### Task data
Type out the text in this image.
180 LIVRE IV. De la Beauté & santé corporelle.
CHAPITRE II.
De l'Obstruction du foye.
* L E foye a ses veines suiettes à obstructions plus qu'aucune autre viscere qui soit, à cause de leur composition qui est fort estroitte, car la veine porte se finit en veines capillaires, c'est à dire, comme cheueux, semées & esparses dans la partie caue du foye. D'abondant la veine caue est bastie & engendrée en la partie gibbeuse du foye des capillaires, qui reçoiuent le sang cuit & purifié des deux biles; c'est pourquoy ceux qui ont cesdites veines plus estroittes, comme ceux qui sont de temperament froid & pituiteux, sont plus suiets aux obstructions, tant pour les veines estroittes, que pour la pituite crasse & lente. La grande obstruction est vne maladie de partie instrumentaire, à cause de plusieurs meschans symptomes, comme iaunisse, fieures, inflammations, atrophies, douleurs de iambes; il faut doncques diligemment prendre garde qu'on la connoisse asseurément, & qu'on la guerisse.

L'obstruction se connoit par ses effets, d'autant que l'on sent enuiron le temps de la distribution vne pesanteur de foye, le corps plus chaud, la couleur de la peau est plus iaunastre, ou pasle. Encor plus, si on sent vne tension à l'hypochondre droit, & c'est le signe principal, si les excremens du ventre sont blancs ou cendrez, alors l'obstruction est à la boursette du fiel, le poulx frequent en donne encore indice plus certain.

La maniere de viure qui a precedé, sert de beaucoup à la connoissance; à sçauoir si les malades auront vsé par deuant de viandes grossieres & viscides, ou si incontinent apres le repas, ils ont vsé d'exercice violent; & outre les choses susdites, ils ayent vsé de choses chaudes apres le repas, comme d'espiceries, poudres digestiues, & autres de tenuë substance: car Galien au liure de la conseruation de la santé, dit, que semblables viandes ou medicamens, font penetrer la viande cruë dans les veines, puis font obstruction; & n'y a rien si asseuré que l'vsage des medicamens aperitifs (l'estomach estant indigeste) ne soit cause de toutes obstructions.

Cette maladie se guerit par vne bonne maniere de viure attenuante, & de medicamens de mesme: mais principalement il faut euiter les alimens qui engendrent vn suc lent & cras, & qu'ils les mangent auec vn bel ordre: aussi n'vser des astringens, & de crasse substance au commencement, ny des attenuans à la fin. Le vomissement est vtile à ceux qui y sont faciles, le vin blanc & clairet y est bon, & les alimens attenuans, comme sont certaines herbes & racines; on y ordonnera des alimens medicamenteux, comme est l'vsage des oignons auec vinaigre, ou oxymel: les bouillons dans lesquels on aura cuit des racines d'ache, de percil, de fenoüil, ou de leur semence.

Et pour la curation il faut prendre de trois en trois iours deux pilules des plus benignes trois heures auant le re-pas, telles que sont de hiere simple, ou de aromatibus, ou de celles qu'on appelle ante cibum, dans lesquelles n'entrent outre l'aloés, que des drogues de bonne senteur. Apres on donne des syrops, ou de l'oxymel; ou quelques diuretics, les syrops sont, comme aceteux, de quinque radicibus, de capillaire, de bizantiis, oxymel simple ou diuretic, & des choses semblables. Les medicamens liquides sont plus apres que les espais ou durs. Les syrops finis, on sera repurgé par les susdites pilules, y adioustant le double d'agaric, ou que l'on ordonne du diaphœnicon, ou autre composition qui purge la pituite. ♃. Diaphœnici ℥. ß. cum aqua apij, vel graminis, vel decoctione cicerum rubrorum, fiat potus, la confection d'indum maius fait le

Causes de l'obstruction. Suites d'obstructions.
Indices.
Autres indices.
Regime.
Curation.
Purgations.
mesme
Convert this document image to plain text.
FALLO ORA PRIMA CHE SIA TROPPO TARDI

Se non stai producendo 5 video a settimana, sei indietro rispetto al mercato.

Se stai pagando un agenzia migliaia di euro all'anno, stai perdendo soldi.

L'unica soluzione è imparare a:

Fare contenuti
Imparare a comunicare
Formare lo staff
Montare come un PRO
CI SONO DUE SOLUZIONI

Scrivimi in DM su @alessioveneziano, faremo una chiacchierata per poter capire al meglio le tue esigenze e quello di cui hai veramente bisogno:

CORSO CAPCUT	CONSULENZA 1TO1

### Instruction
Each line that holds the word "image" is to be copied.

### Result for this exercise
Type out the text in this image.
Convert this document image to plain text.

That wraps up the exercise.